Aim of the exercise: Return all the data, word for word.

Excerpted records:

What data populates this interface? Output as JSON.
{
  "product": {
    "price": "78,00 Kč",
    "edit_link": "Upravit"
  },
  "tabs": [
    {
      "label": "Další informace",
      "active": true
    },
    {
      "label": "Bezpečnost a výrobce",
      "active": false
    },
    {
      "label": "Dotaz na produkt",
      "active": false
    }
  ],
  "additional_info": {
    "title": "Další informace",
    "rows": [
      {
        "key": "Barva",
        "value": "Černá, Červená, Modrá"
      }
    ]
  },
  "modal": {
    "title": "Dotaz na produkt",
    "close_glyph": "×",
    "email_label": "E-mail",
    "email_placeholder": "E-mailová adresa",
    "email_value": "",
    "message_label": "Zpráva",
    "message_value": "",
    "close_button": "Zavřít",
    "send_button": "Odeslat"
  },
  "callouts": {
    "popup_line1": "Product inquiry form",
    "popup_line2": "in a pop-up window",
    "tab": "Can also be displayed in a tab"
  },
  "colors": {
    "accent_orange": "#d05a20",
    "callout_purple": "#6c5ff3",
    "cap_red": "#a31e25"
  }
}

Expected output:
What data populates this interface? Output as JSON.
{
  "product": {
    "price": "78,00 Kč",
    "edit_link": "Upravit"
  },
  "tabs": [
    {
      "label": "Další informace",
      "active": true
    },
    {
      "label": "Bezpečnost a výrobce",
      "active": false
    },
    {
      "label": "Dotaz na produkt",
      "active": false
    }
  ],
  "additional_info": {
    "title": "Další informace",
    "rows": [
      {
        "key": "Barva",
        "value": "Černá, Červená, Modrá"
      }
    ]
  },
  "modal": {
    "title": "Dotaz na produkt",
    "close_glyph": "×",
    "email_label": "E-mail",
    "email_placeholder": "E-mailová adresa",
    "email_value": "",
    "message_label": "Zpráva",
    "message_value": "",
    "close_button": "Zavřít",
    "send_button": "Odeslat"
  },
  "callouts": {
    "popup_line1": "Product inquiry form",
    "popup_line2": "in a pop-up window",
    "tab": "Can also be displayed in a tab"
  },
  "colors": {
    "accent_orange": "#d05a20",
    "callout_purple": "#6c5ff3",
    "cap_red": "#a31e25"
  }
}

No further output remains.